>> START The input
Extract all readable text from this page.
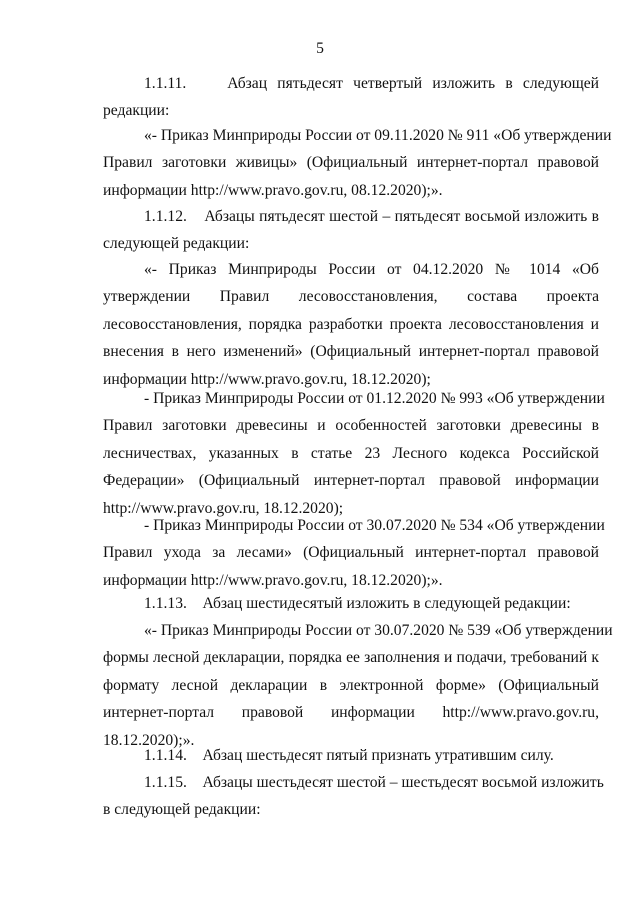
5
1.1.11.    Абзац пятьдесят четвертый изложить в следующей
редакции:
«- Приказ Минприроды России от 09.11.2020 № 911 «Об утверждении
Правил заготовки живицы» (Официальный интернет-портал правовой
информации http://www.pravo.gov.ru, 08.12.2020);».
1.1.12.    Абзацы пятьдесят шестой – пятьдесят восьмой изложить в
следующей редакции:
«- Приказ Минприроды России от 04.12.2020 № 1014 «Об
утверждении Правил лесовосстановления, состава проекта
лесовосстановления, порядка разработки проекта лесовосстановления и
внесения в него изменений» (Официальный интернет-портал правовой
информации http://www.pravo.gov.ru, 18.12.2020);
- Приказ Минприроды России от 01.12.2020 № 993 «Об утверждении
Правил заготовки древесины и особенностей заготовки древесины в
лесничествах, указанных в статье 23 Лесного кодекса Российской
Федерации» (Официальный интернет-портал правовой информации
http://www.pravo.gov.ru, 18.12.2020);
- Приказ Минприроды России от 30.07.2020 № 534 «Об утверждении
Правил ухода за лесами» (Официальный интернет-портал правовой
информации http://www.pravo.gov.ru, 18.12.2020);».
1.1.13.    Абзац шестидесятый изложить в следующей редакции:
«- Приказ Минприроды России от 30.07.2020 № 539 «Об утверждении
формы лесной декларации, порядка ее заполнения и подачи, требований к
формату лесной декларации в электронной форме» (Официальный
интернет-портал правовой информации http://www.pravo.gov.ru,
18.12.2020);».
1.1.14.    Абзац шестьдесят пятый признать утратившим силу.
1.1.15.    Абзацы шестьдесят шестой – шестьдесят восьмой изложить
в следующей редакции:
>> END The input
# Description of the task
Determine how many lines in the listing above hold the word "декларации", answering with the number only.

# Complete output
2